▶ GOAL
Please print the full listing exactly.

Dataset rows:
------------------------
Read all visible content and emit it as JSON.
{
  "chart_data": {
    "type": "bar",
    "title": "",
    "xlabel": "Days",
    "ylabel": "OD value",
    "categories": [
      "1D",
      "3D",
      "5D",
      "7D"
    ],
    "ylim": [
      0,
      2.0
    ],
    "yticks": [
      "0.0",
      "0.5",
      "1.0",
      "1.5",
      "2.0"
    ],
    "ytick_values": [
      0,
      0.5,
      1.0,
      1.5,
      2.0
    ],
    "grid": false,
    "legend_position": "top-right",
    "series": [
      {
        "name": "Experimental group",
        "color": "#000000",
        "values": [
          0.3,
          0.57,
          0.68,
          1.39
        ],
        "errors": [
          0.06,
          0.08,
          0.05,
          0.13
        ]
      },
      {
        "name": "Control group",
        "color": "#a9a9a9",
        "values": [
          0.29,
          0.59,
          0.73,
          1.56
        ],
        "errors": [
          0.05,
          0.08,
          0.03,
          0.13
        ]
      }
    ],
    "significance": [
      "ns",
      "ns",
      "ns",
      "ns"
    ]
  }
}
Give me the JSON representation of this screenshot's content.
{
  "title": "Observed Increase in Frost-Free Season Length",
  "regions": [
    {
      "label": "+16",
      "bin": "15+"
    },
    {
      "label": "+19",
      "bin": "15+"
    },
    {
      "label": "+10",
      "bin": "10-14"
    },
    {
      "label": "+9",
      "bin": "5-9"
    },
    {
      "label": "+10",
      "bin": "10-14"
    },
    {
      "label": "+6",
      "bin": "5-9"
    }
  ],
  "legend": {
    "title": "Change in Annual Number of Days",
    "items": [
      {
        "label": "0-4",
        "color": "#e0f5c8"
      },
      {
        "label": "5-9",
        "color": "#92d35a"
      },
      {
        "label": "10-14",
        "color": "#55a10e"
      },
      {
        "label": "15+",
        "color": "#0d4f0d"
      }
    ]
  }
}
------------------------
▶ THE RESPONSE
Read all visible content and emit it as JSON.
{
  "chart_data": {
    "type": "bar",
    "title": "",
    "xlabel": "Days",
    "ylabel": "OD value",
    "categories": [
      "1D",
      "3D",
      "5D",
      "7D"
    ],
    "ylim": [
      0,
      2.0
    ],
    "yticks": [
      "0.0",
      "0.5",
      "1.0",
      "1.5",
      "2.0"
    ],
    "ytick_values": [
      0,
      0.5,
      1.0,
      1.5,
      2.0
    ],
    "grid": false,
    "legend_position": "top-right",
    "series": [
      {
        "name": "Experimental group",
        "color": "#000000",
        "values": [
          0.3,
          0.57,
          0.68,
          1.39
        ],
        "errors": [
          0.06,
          0.08,
          0.05,
          0.13
        ]
      },
      {
        "name": "Control group",
        "color": "#a9a9a9",
        "values": [
          0.29,
          0.59,
          0.73,
          1.56
        ],
        "errors": [
          0.05,
          0.08,
          0.03,
          0.13
        ]
      }
    ],
    "significance": [
      "ns",
      "ns",
      "ns",
      "ns"
    ]
  }
}
Give me the JSON representation of this screenshot's content.
{
  "title": "Observed Increase in Frost-Free Season Length",
  "regions": [
    {
      "label": "+16",
      "bin": "15+"
    },
    {
      "label": "+19",
      "bin": "15+"
    },
    {
      "label": "+10",
      "bin": "10-14"
    },
    {
      "label": "+9",
      "bin": "5-9"
    },
    {
      "label": "+10",
      "bin": "10-14"
    },
    {
      "label": "+6",
      "bin": "5-9"
    }
  ],
  "legend": {
    "title": "Change in Annual Number of Days",
    "items": [
      {
        "label": "0-4",
        "color": "#e0f5c8"
      },
      {
        "label": "5-9",
        "color": "#92d35a"
      },
      {
        "label": "10-14",
        "color": "#55a10e"
      },
      {
        "label": "15+",
        "color": "#0d4f0d"
      }
    ]
  }
}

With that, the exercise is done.